■ Goal: Copy nothing but the lines running from the one containing "Extract all readable text from this page." through the end of the listing below. Drop the pictures.

Stored records:
****************

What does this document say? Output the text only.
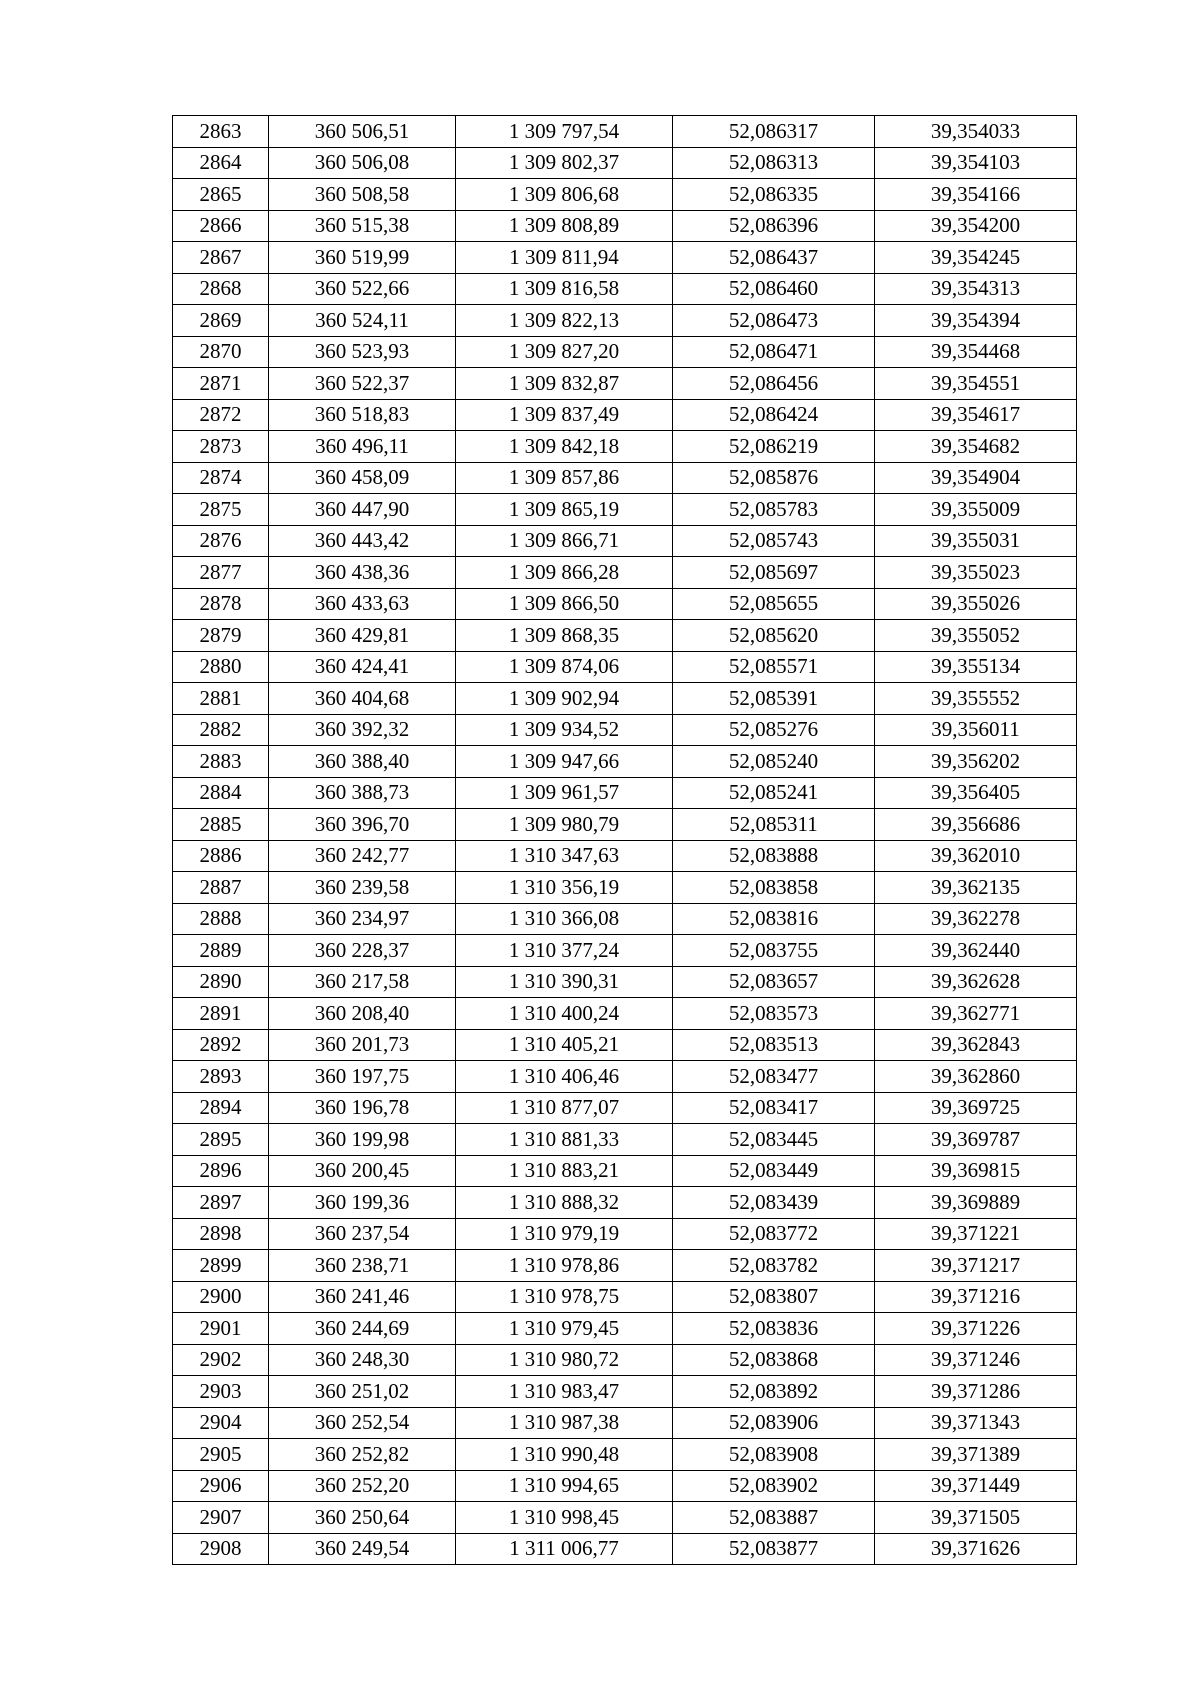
2863	360 506,51	1 309 797,54	52,086317	39,354033
2864	360 506,08	1 309 802,37	52,086313	39,354103
2865	360 508,58	1 309 806,68	52,086335	39,354166
2866	360 515,38	1 309 808,89	52,086396	39,354200
2867	360 519,99	1 309 811,94	52,086437	39,354245
2868	360 522,66	1 309 816,58	52,086460	39,354313
2869	360 524,11	1 309 822,13	52,086473	39,354394
2870	360 523,93	1 309 827,20	52,086471	39,354468
2871	360 522,37	1 309 832,87	52,086456	39,354551
2872	360 518,83	1 309 837,49	52,086424	39,354617
2873	360 496,11	1 309 842,18	52,086219	39,354682
2874	360 458,09	1 309 857,86	52,085876	39,354904
2875	360 447,90	1 309 865,19	52,085783	39,355009
2876	360 443,42	1 309 866,71	52,085743	39,355031
2877	360 438,36	1 309 866,28	52,085697	39,355023
2878	360 433,63	1 309 866,50	52,085655	39,355026
2879	360 429,81	1 309 868,35	52,085620	39,355052
2880	360 424,41	1 309 874,06	52,085571	39,355134
2881	360 404,68	1 309 902,94	52,085391	39,355552
2882	360 392,32	1 309 934,52	52,085276	39,356011
2883	360 388,40	1 309 947,66	52,085240	39,356202
2884	360 388,73	1 309 961,57	52,085241	39,356405
2885	360 396,70	1 309 980,79	52,085311	39,356686
2886	360 242,77	1 310 347,63	52,083888	39,362010
2887	360 239,58	1 310 356,19	52,083858	39,362135
2888	360 234,97	1 310 366,08	52,083816	39,362278
2889	360 228,37	1 310 377,24	52,083755	39,362440
2890	360 217,58	1 310 390,31	52,083657	39,362628
2891	360 208,40	1 310 400,24	52,083573	39,362771
2892	360 201,73	1 310 405,21	52,083513	39,362843
2893	360 197,75	1 310 406,46	52,083477	39,362860
2894	360 196,78	1 310 877,07	52,083417	39,369725
2895	360 199,98	1 310 881,33	52,083445	39,369787
2896	360 200,45	1 310 883,21	52,083449	39,369815
2897	360 199,36	1 310 888,32	52,083439	39,369889
2898	360 237,54	1 310 979,19	52,083772	39,371221
2899	360 238,71	1 310 978,86	52,083782	39,371217
2900	360 241,46	1 310 978,75	52,083807	39,371216
2901	360 244,69	1 310 979,45	52,083836	39,371226
2902	360 248,30	1 310 980,72	52,083868	39,371246
2903	360 251,02	1 310 983,47	52,083892	39,371286
2904	360 252,54	1 310 987,38	52,083906	39,371343
2905	360 252,82	1 310 990,48	52,083908	39,371389
2906	360 252,20	1 310 994,65	52,083902	39,371449
2907	360 250,64	1 310 998,45	52,083887	39,371505
2908	360 249,54	1 311 006,77	52,083877	39,371626
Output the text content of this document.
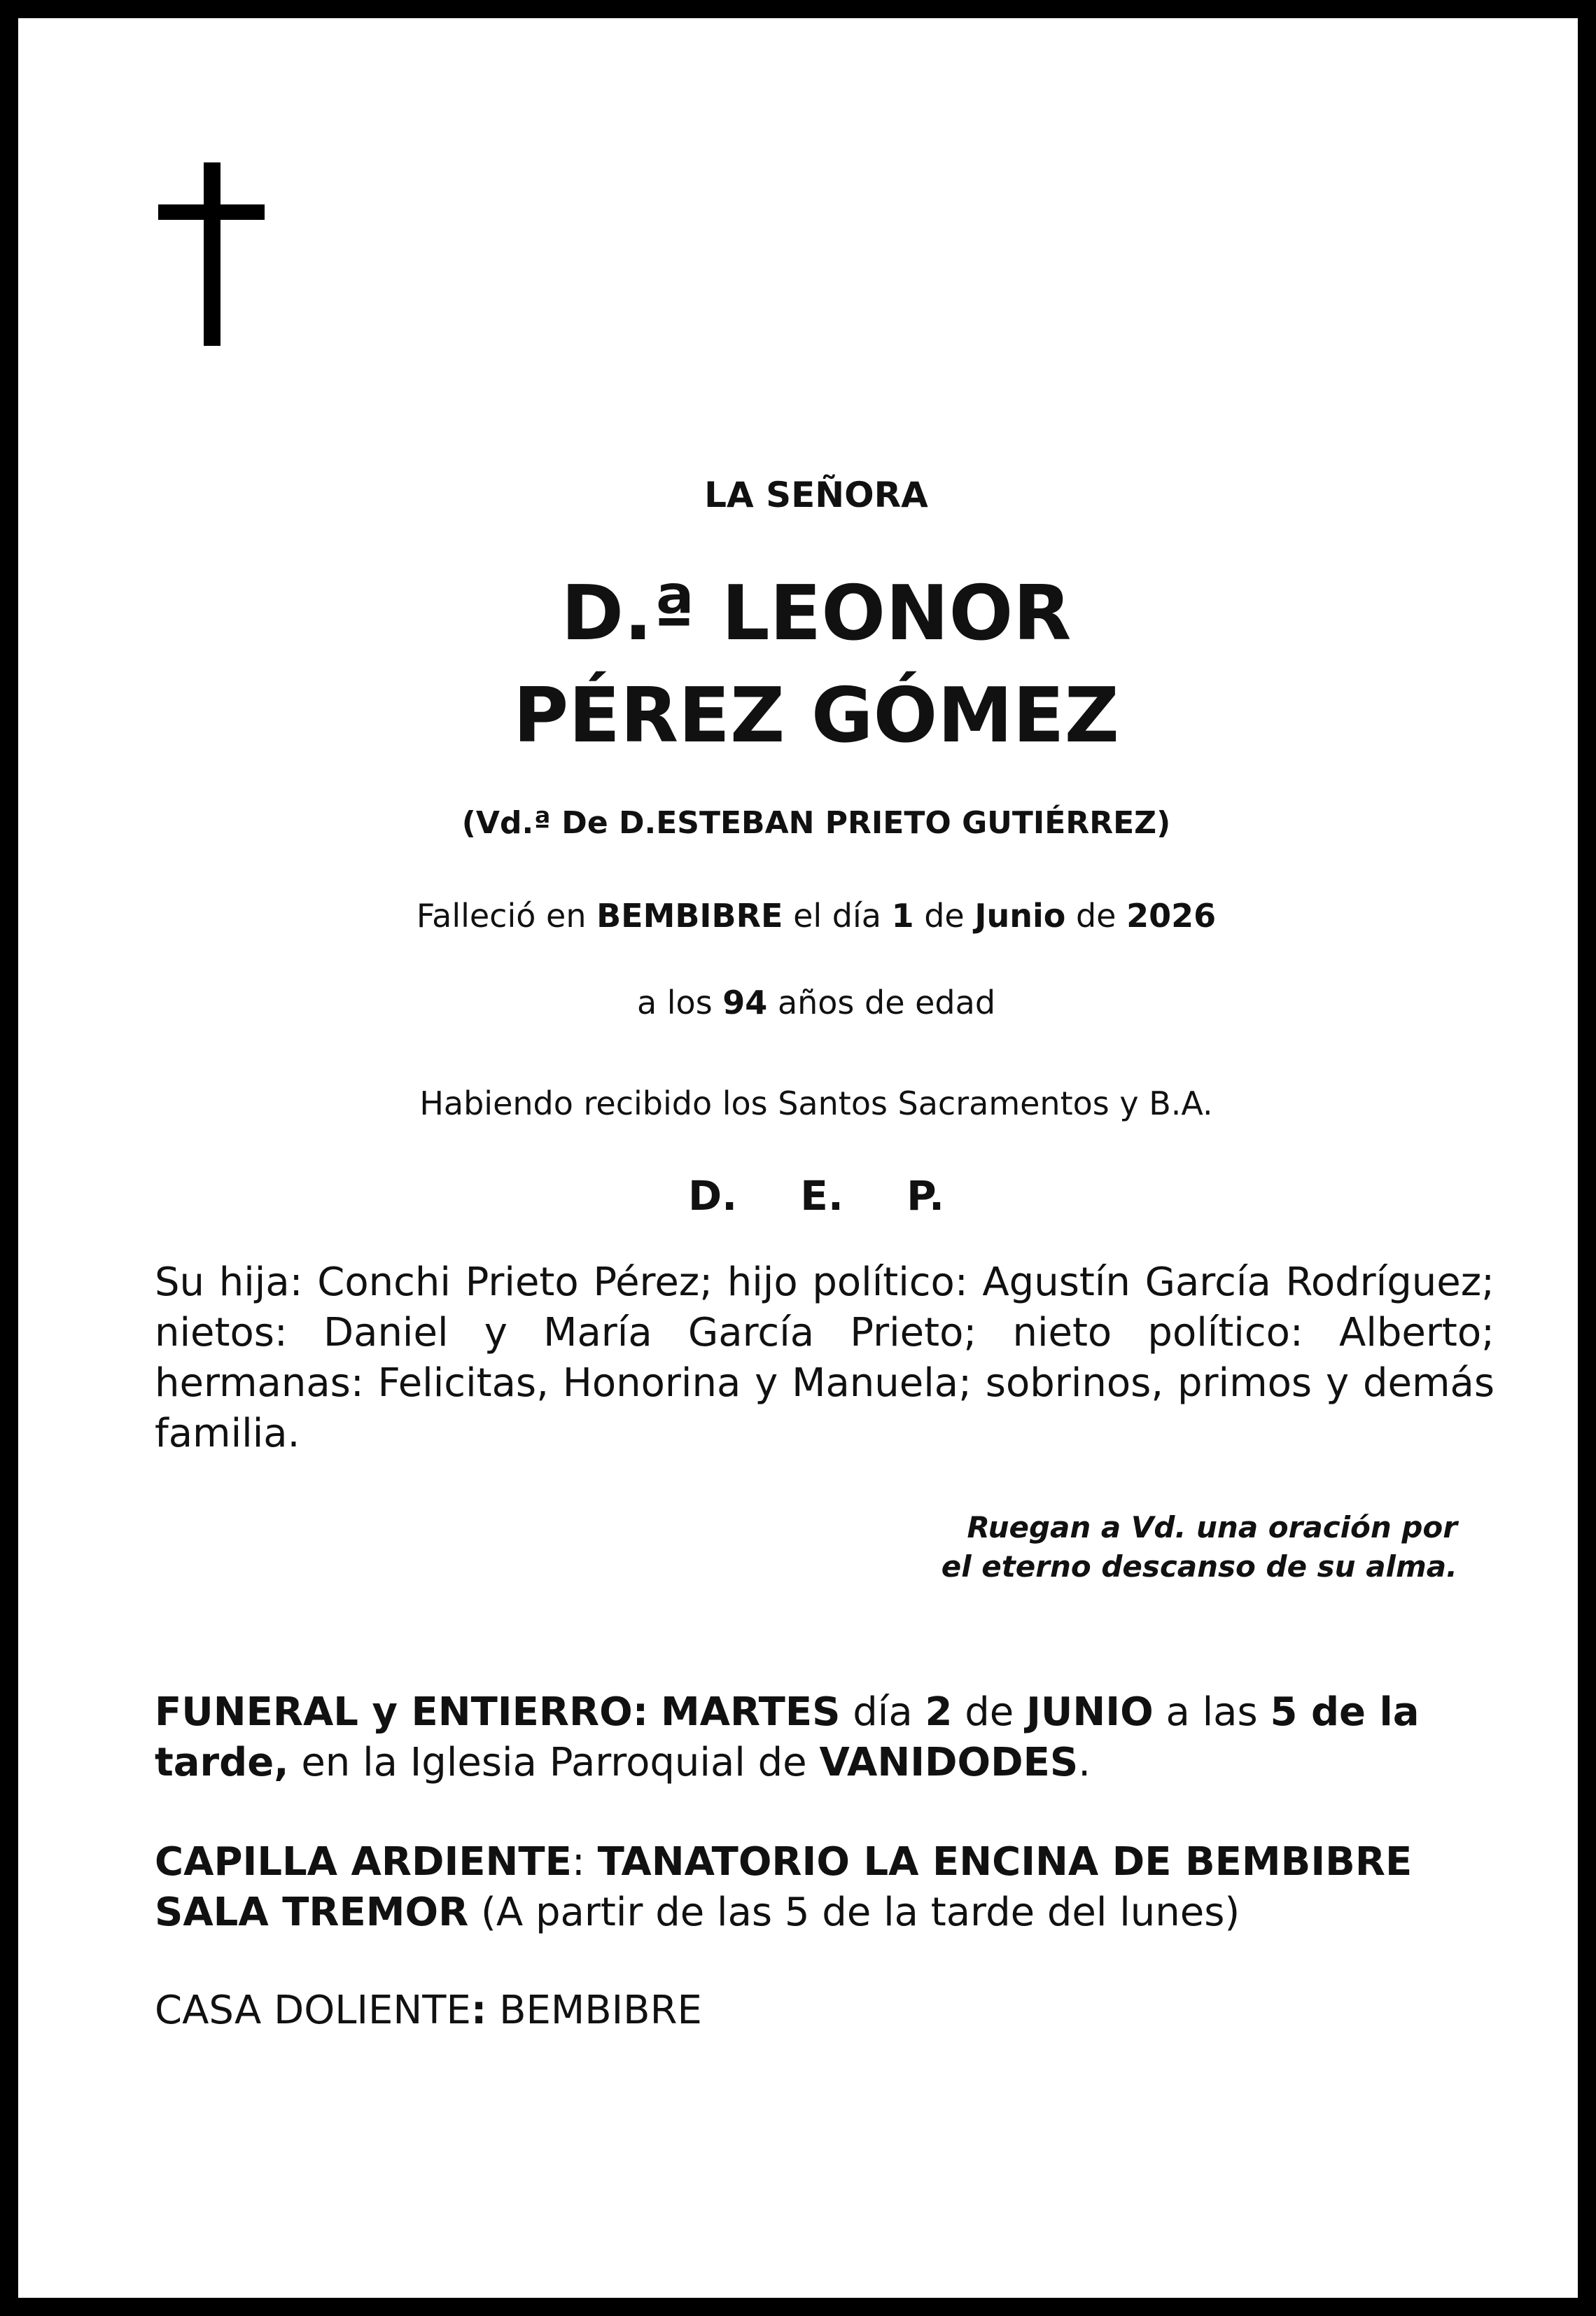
LA SEÑORA
D.ª LEONOR
PÉREZ GÓMEZ
(Vd.ª De D.ESTEBAN PRIETO GUTIÉRREZ)
Falleció en BEMBIBRE el día 1 de Junio de 2026
a los 94 años de edad
Habiendo recibido los Santos Sacramentos y B.A.
D. E. P.
Su hija: Conchi Prieto Pérez; hijo político: Agustín García Rodríguez; nietos: Daniel y María García Prieto; nieto político: Alberto; hermanas: Felicitas, Honorina y Manuela; sobrinos, primos y demás familia.
Ruegan a Vd. una oración por
el eterno descanso de su alma.
FUNERAL y ENTIERRO: MARTES día 2 de JUNIO a las 5 de la tarde, en la Iglesia Parroquial de VANIDODES.
CAPILLA ARDIENTE: TANATORIO LA ENCINA DE BEMBIBRE
SALA TREMOR (A partir de las 5 de la tarde del lunes)
CASA DOLIENTE: BEMBIBRE
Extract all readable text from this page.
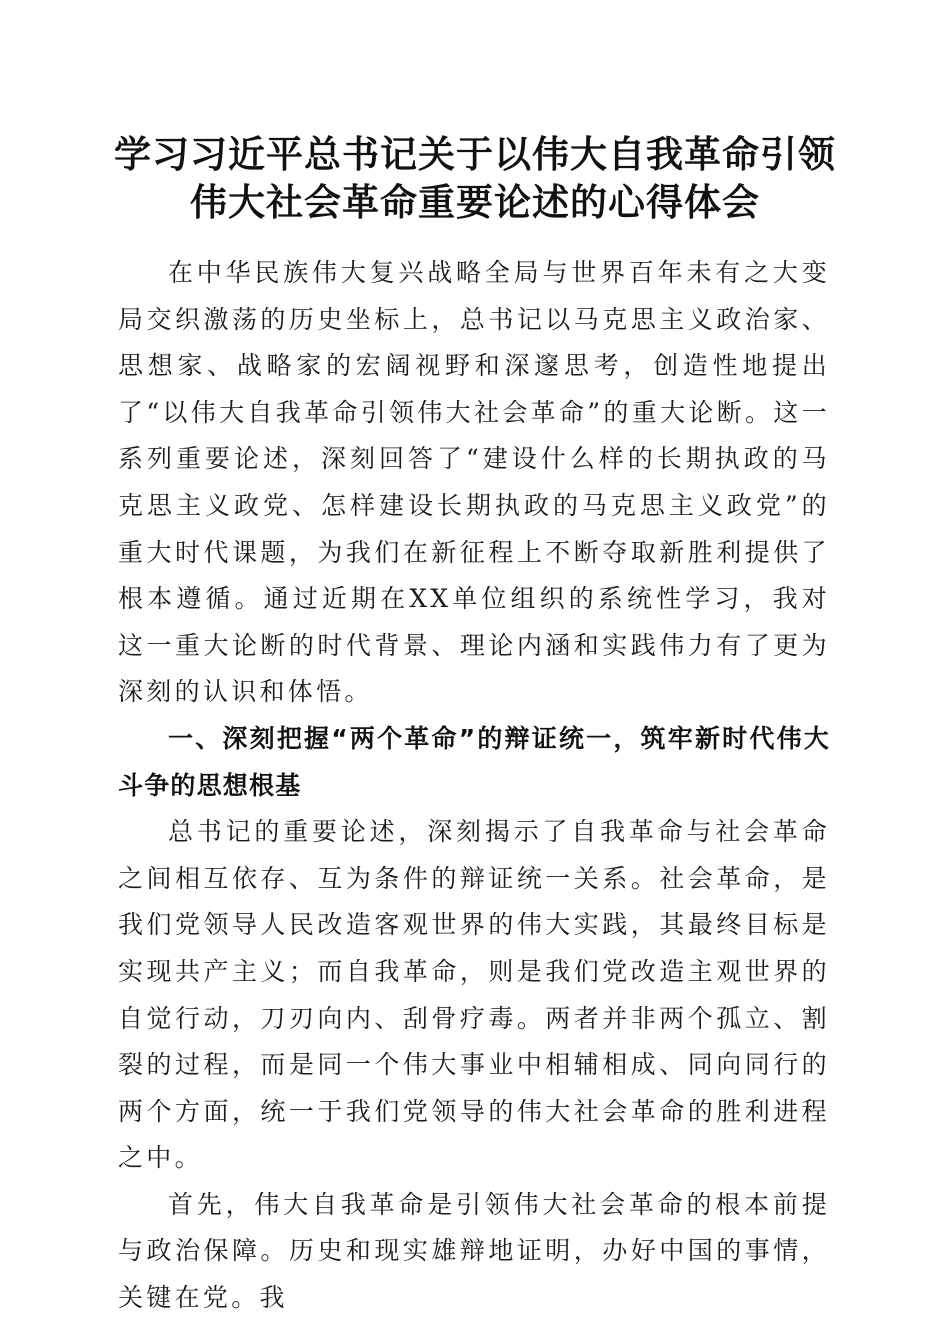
学习习近平总书记关于以伟大自我革命引领伟大社会革命重要论述的心得体会

在中华民族伟大复兴战略全局与世界百年未有之大变局交织激荡的历史坐标上，总书记以马克思主义政治家、思想家、战略家的宏阔视野和深邃思考，创造性地提出了“以伟大自我革命引领伟大社会革命”的重大论断。这一系列重要论述，深刻回答了“建设什么样的长期执政的马克思主义政党、怎样建设长期执政的马克思主义政党”的重大时代课题，为我们在新征程上不断夺取新胜利提供了根本遵循。通过近期在XX单位组织的系统性学习，我对这一重大论断的时代背景、理论内涵和实践伟力有了更为深刻的认识和体悟。

一、深刻把握“两个革命”的辩证统一，筑牢新时代伟大斗争的思想根基

总书记的重要论述，深刻揭示了自我革命与社会革命之间相互依存、互为条件的辩证统一关系。社会革命，是我们党领导人民改造客观世界的伟大实践，其最终目标是实现共产主义；而自我革命，则是我们党改造主观世界的自觉行动，刀刃向内、刮骨疗毒。两者并非两个孤立、割裂的过程，而是同一个伟大事业中相辅相成、同向同行的两个方面，统一于我们党领导的伟大社会革命的胜利进程之中。

首先，伟大自我革命是引领伟大社会革命的根本前提与政治保障。历史和现实雄辩地证明，办好中国的事情，关键在党。我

****************

■ Worked answer:
Extract all readable text from this page.
学习习近平总书记关于以伟大自我革命引领伟大社会革命重要论述的心得体会

在中华民族伟大复兴战略全局与世界百年未有之大变局交织激荡的历史坐标上，总书记以马克思主义政治家、思想家、战略家的宏阔视野和深邃思考，创造性地提出了“以伟大自我革命引领伟大社会革命”的重大论断。这一系列重要论述，深刻回答了“建设什么样的长期执政的马克思主义政党、怎样建设长期执政的马克思主义政党”的重大时代课题，为我们在新征程上不断夺取新胜利提供了根本遵循。通过近期在XX单位组织的系统性学习，我对这一重大论断的时代背景、理论内涵和实践伟力有了更为深刻的认识和体悟。

一、深刻把握“两个革命”的辩证统一，筑牢新时代伟大斗争的思想根基

总书记的重要论述，深刻揭示了自我革命与社会革命之间相互依存、互为条件的辩证统一关系。社会革命，是我们党领导人民改造客观世界的伟大实践，其最终目标是实现共产主义；而自我革命，则是我们党改造主观世界的自觉行动，刀刃向内、刮骨疗毒。两者并非两个孤立、割裂的过程，而是同一个伟大事业中相辅相成、同向同行的两个方面，统一于我们党领导的伟大社会革命的胜利进程之中。

首先，伟大自我革命是引领伟大社会革命的根本前提与政治保障。历史和现实雄辩地证明，办好中国的事情，关键在党。我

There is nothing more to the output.